**DATASET EXCERPTS:**
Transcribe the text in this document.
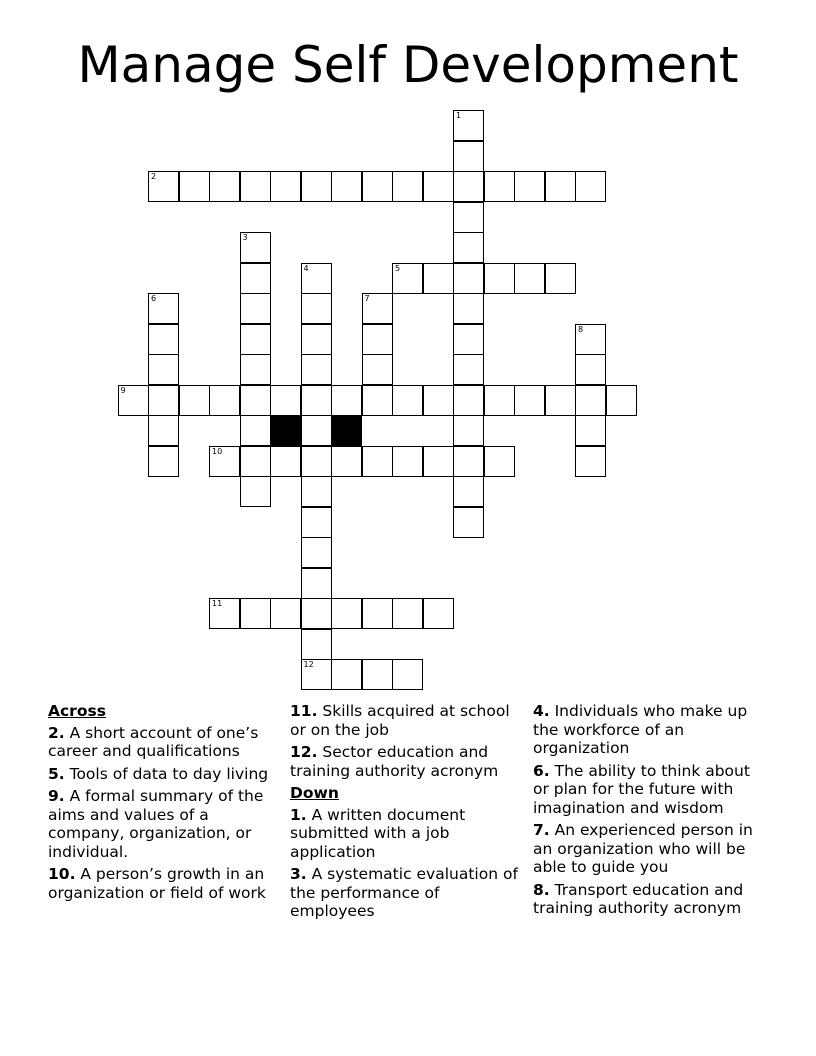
Manage Self Development
2
5
9
10
11
12
1
3
4
6	7
8
Across
2. A short account of one’s career and qualifications
5. Tools of data to day living
9. A formal summary of the aims and values of a company, organization, or individual.
10. A person’s growth in an organization or field of work
11. Skills acquired at school or on the job
12. Sector education and training authority acronym
Down
1. A written document submitted with a job application
3. A systematic evaluation of the performance of employees
4. Individuals who make up the workforce of an organization
6. The ability to think about or plan for the future with imagination and wisdom
7. An experienced person in an organization who will be able to guide you
8. Transport education and training authority acronym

**THE REQUEST:**
Restate the records above in full, word for word. Keep pictures out.

**FINISHED EXERCISE:**
Transcribe the text in this document.
Manage Self Development
2
5
9
10
11
12
1
3
4
6	7
8
Across
2. A short account of one’s career and qualifications
5. Tools of data to day living
9. A formal summary of the aims and values of a company, organization, or individual.
10. A person’s growth in an organization or field of work
11. Skills acquired at school or on the job
12. Sector education and training authority acronym
Down
1. A written document submitted with a job application
3. A systematic evaluation of the performance of employees
4. Individuals who make up the workforce of an organization
6. The ability to think about or plan for the future with imagination and wisdom
7. An experienced person in an organization who will be able to guide you
8. Transport education and training authority acronym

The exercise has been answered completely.